----- Data section

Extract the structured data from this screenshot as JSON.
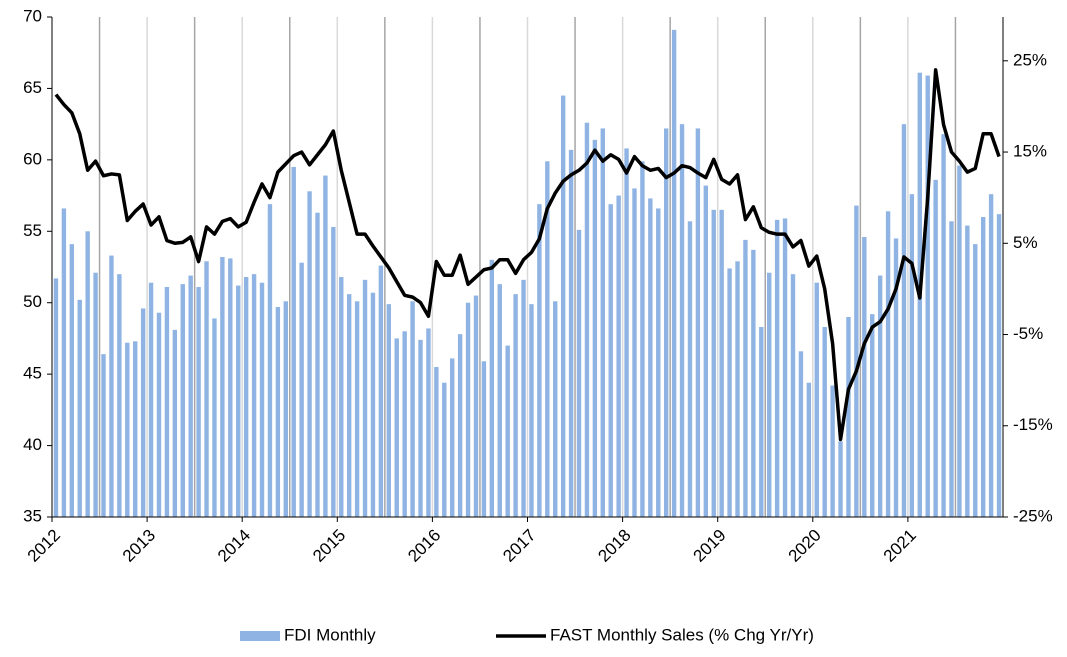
{
  "chart_data": {
    "type": "bar",
    "categories": [
      "2012",
      null,
      null,
      null,
      null,
      null,
      null,
      null,
      null,
      null,
      null,
      null,
      "2013",
      null,
      null,
      null,
      null,
      null,
      null,
      null,
      null,
      null,
      null,
      null,
      "2014",
      null,
      null,
      null,
      null,
      null,
      null,
      null,
      null,
      null,
      null,
      null,
      "2015",
      null,
      null,
      null,
      null,
      null,
      null,
      null,
      null,
      null,
      null,
      null,
      "2016",
      null,
      null,
      null,
      null,
      null,
      null,
      null,
      null,
      null,
      null,
      null,
      "2017",
      null,
      null,
      null,
      null,
      null,
      null,
      null,
      null,
      null,
      null,
      null,
      "2018",
      null,
      null,
      null,
      null,
      null,
      null,
      null,
      null,
      null,
      null,
      null,
      "2019",
      null,
      null,
      null,
      null,
      null,
      null,
      null,
      null,
      null,
      null,
      null,
      "2020",
      null,
      null,
      null,
      null,
      null,
      null,
      null,
      null,
      null,
      null,
      null,
      "2021",
      null,
      null,
      null,
      null,
      null,
      null,
      null,
      null,
      null,
      null,
      null
    ],
    "series": [
      {
        "name": "FDI Monthly",
        "type": "bar",
        "color": "#8fb4e3",
        "values": [
          51.7,
          56.6,
          54.1,
          50.2,
          55.0,
          52.1,
          46.4,
          53.3,
          52.0,
          47.2,
          47.3,
          49.6,
          51.4,
          49.3,
          51.1,
          48.1,
          51.3,
          51.9,
          51.1,
          52.9,
          48.9,
          53.2,
          53.1,
          51.2,
          51.8,
          52.0,
          51.4,
          56.9,
          49.7,
          50.1,
          59.5,
          52.8,
          57.8,
          56.3,
          58.9,
          55.3,
          51.8,
          50.6,
          50.1,
          51.6,
          50.7,
          52.6,
          49.9,
          47.5,
          48.0,
          50.1,
          47.4,
          48.2,
          45.5,
          44.4,
          46.1,
          47.8,
          50.0,
          50.5,
          45.9,
          53.0,
          51.3,
          47.0,
          50.6,
          51.6,
          49.9,
          56.9,
          59.9,
          50.1,
          64.5,
          60.7,
          55.1,
          62.6,
          61.4,
          62.2,
          56.9,
          57.5,
          60.8,
          58.0,
          59.9,
          57.3,
          56.6,
          62.2,
          69.1,
          62.5,
          55.7,
          62.2,
          58.2,
          56.5,
          56.5,
          52.4,
          52.9,
          54.4,
          53.7,
          48.3,
          52.1,
          55.8,
          55.9,
          52.0,
          46.6,
          44.4,
          51.4,
          48.3,
          44.2,
          40.3,
          49.0,
          56.8,
          54.6,
          49.2,
          51.9,
          56.4,
          54.5,
          62.5,
          57.6,
          66.1,
          65.9,
          58.6,
          61.8,
          55.7,
          59.6,
          55.4,
          54.1,
          56.0,
          57.6,
          56.2
        ]
      },
      {
        "name": "FAST Monthly Sales (% Chg Yr/Yr)",
        "type": "line",
        "axis": "y2",
        "color": "#000000",
        "values": [
          21.3,
          20.2,
          19.3,
          17,
          13,
          14,
          12.4,
          12.6,
          12.5,
          7.5,
          8.5,
          9.3,
          7,
          7.9,
          5.3,
          5,
          5.1,
          5.7,
          3,
          6.8,
          6,
          7.4,
          7.7,
          6.8,
          7.3,
          9.5,
          11.5,
          10,
          12.8,
          13.7,
          14.6,
          15,
          13.6,
          14.7,
          15.8,
          17.3,
          13,
          9.5,
          6,
          6,
          4.7,
          3.5,
          2.3,
          0.8,
          -0.7,
          -0.9,
          -1.5,
          -3,
          3,
          1.5,
          1.5,
          3.7,
          0.5,
          1.3,
          2.1,
          2.3,
          3.2,
          3.2,
          1.7,
          3.2,
          4,
          5.5,
          8.8,
          10.5,
          11.8,
          12.5,
          13,
          13.8,
          15.2,
          14,
          14.7,
          14.2,
          12.7,
          14.5,
          13.5,
          13,
          13.2,
          12.2,
          12.7,
          13.5,
          13.3,
          12.7,
          12.2,
          14.2,
          12,
          11.5,
          12.5,
          7.6,
          9,
          6.7,
          6.2,
          6,
          6,
          4.6,
          5.3,
          2.5,
          3.6,
          0,
          -6,
          -16.5,
          -11,
          -9,
          -6,
          -4.2,
          -3.6,
          -2.2,
          0,
          3.5,
          2.8,
          -1,
          10,
          24,
          18,
          15,
          14,
          12.8,
          13.2,
          17,
          17,
          14.5
        ]
      }
    ],
    "ylim": [
      35,
      70
    ],
    "yticks": [
      35,
      40,
      45,
      50,
      55,
      60,
      65,
      70
    ],
    "y2lim": [
      -25,
      29.8
    ],
    "y2ticks": [
      {
        "value": -25,
        "label": "-25%"
      },
      {
        "value": -15,
        "label": "-15%"
      },
      {
        "value": -5,
        "label": "-5%"
      },
      {
        "value": 5,
        "label": "5%"
      },
      {
        "value": 15,
        "label": "15%"
      },
      {
        "value": 25,
        "label": "25%"
      }
    ],
    "grid": true
  }
}
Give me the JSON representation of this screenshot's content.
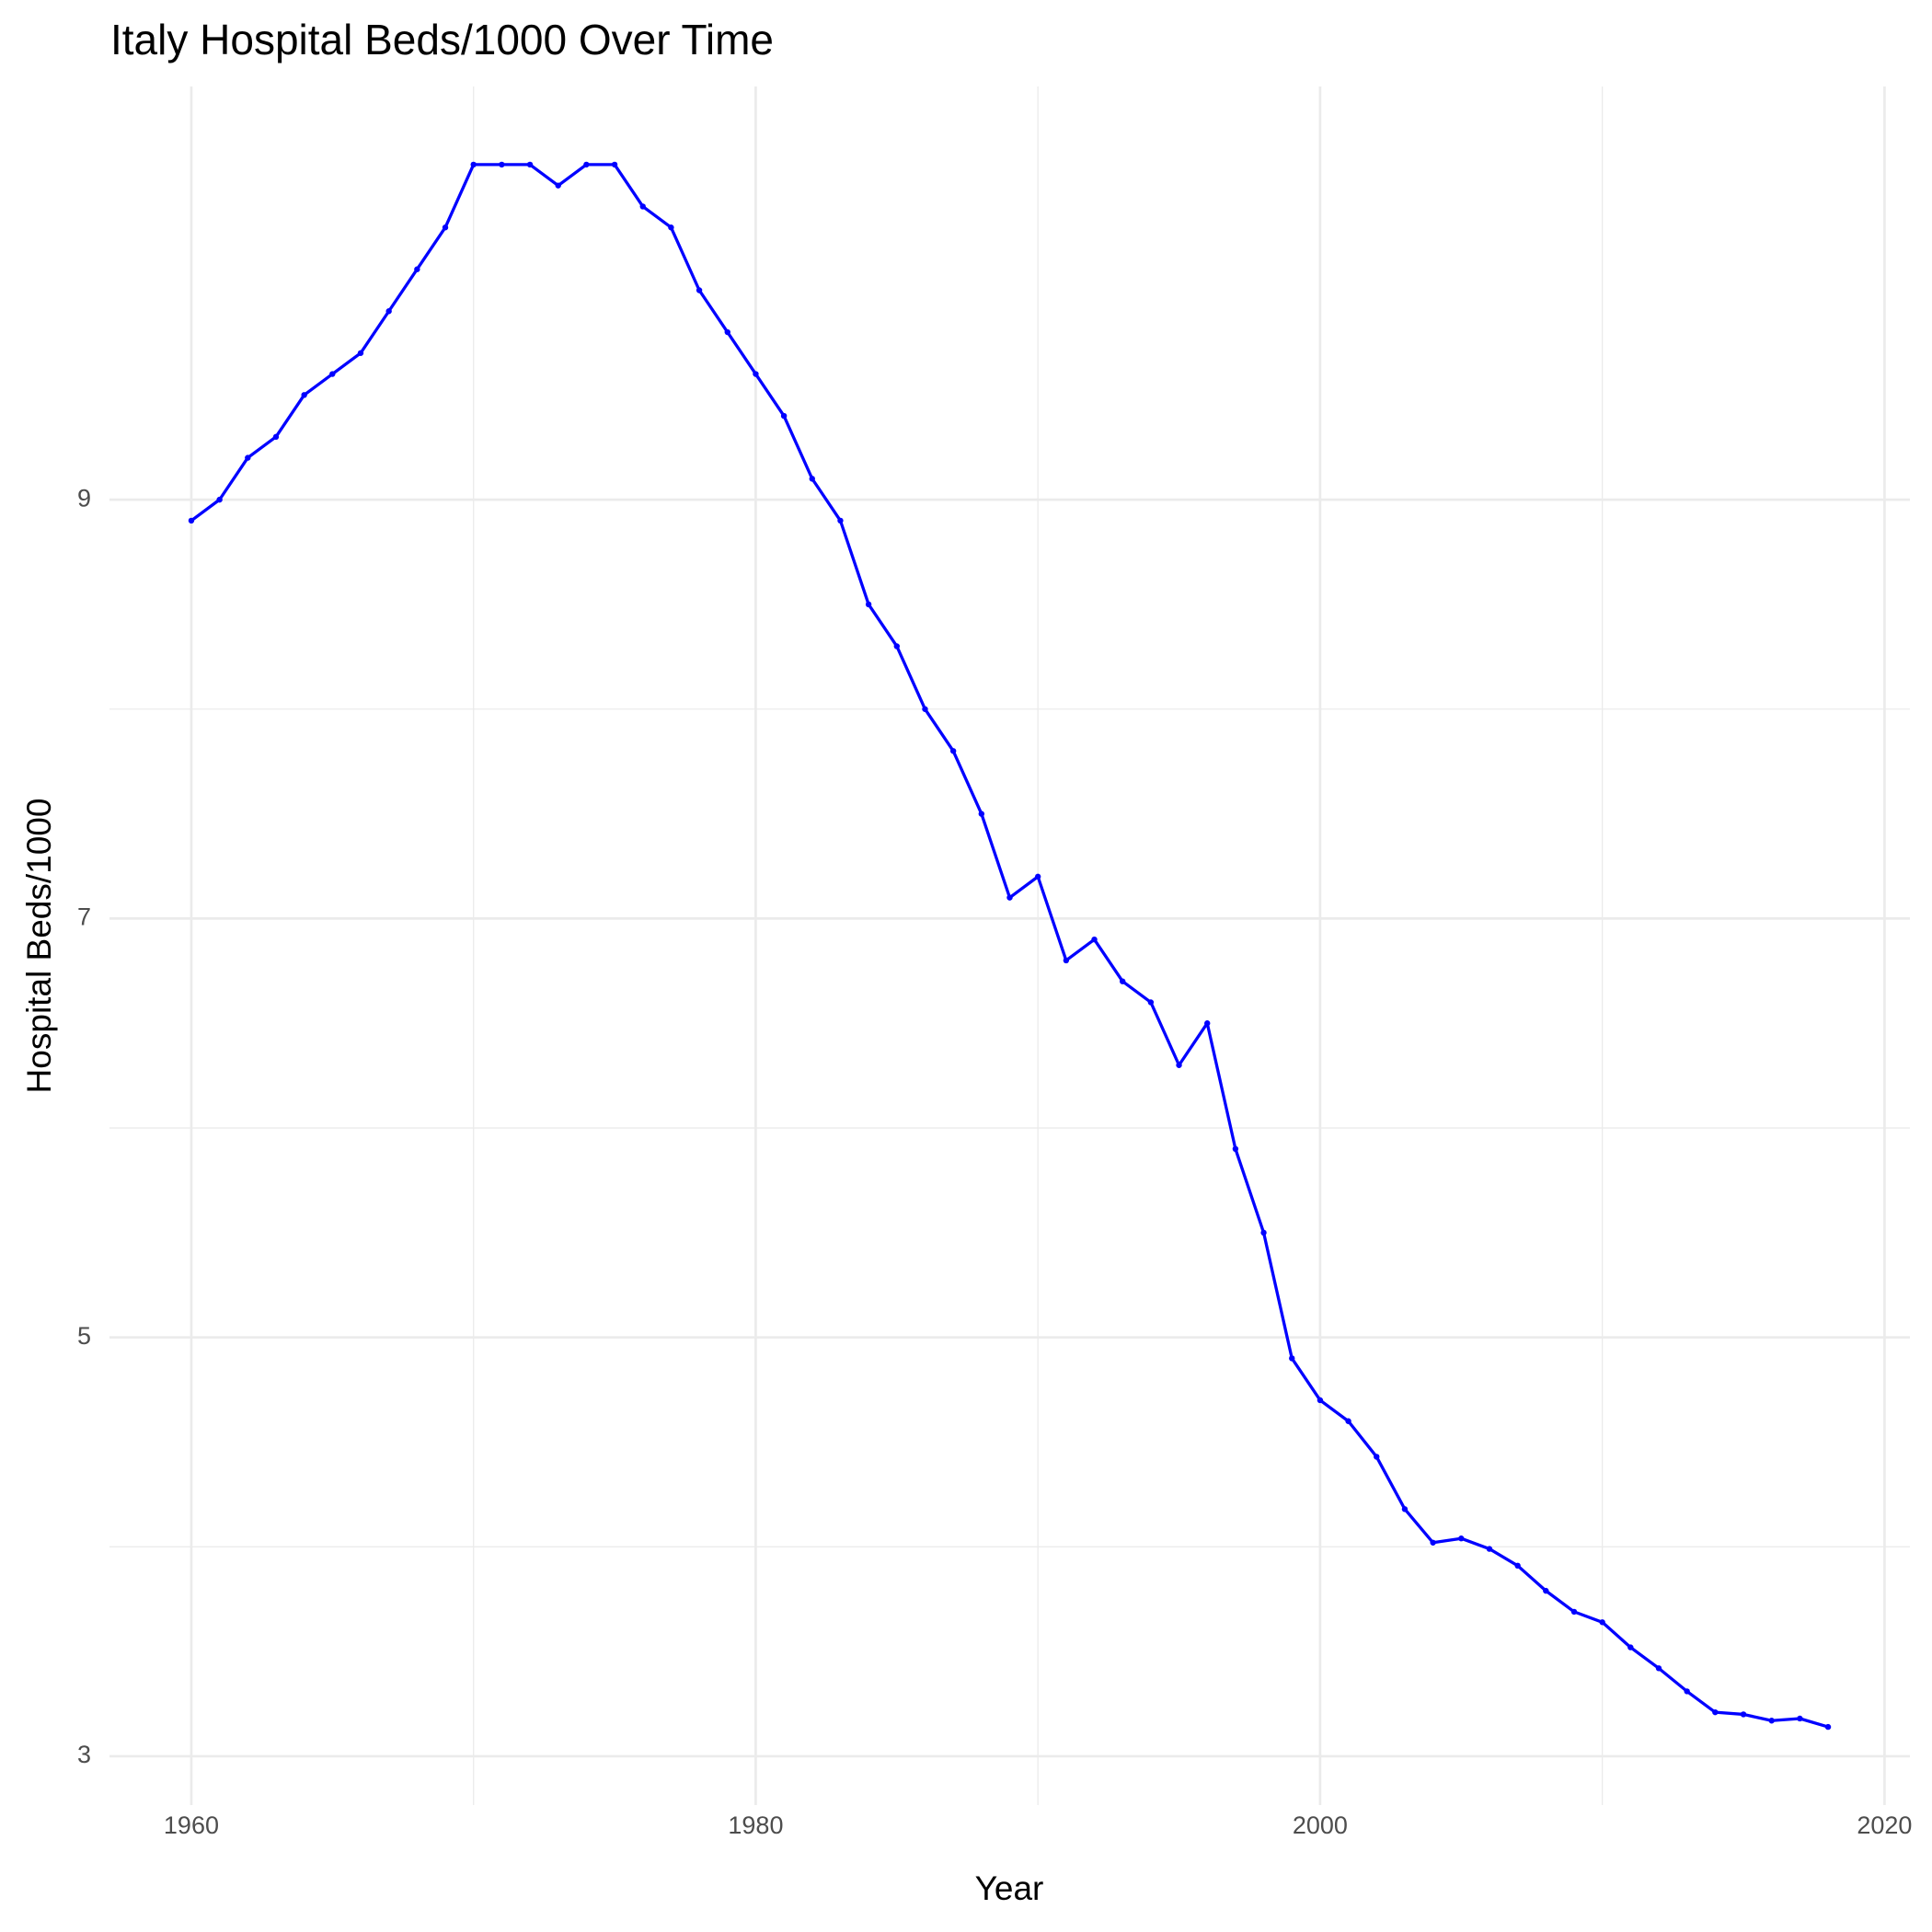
{
  "chart_data": {
    "type": "line",
    "title": "Italy Hospital Beds/1000 Over Time",
    "x_label": "Year",
    "y_label": "Hospital Beds/1000",
    "x": [
      1960,
      1961,
      1962,
      1963,
      1964,
      1965,
      1966,
      1967,
      1968,
      1969,
      1970,
      1971,
      1972,
      1973,
      1974,
      1975,
      1976,
      1977,
      1978,
      1979,
      1980,
      1981,
      1982,
      1983,
      1984,
      1985,
      1986,
      1987,
      1988,
      1989,
      1990,
      1991,
      1992,
      1993,
      1994,
      1995,
      1996,
      1997,
      1998,
      1999,
      2000,
      2001,
      2002,
      2003,
      2004,
      2005,
      2006,
      2007,
      2008,
      2009,
      2010,
      2011,
      2012,
      2013,
      2014,
      2015,
      2016,
      2017,
      2018
    ],
    "series": [
      {
        "name": "Hospital Beds/1000",
        "color": "#0000ff",
        "values": [
          8.9,
          9.0,
          9.2,
          9.3,
          9.5,
          9.6,
          9.7,
          9.9,
          10.1,
          10.3,
          10.6,
          10.6,
          10.6,
          10.5,
          10.6,
          10.6,
          10.4,
          10.3,
          10.0,
          9.8,
          9.6,
          9.4,
          9.1,
          8.9,
          8.5,
          8.3,
          8.0,
          7.8,
          7.5,
          7.1,
          7.2,
          6.8,
          6.9,
          6.7,
          6.6,
          6.3,
          6.5,
          5.9,
          5.5,
          4.9,
          4.7,
          4.6,
          4.43,
          4.18,
          4.02,
          4.04,
          3.99,
          3.91,
          3.79,
          3.69,
          3.64,
          3.52,
          3.42,
          3.31,
          3.21,
          3.2,
          3.17,
          3.18,
          3.14
        ]
      }
    ],
    "xlim": [
      1957.1,
      2020.9
    ],
    "xticks": [
      1960,
      1980,
      2000,
      2020
    ],
    "ylim": [
      2.767,
      10.973
    ],
    "yticks": [
      3,
      5,
      7,
      9
    ],
    "grid": true,
    "minor_grid": true,
    "points": true
  }
}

----------

■ **Instruction**
From the data above, copy out every line with the string "screenshot" in it.

■ **Final result**
Extract the structured data from this screenshot as JSON.
Give me the JSON representation of this screenshot's content.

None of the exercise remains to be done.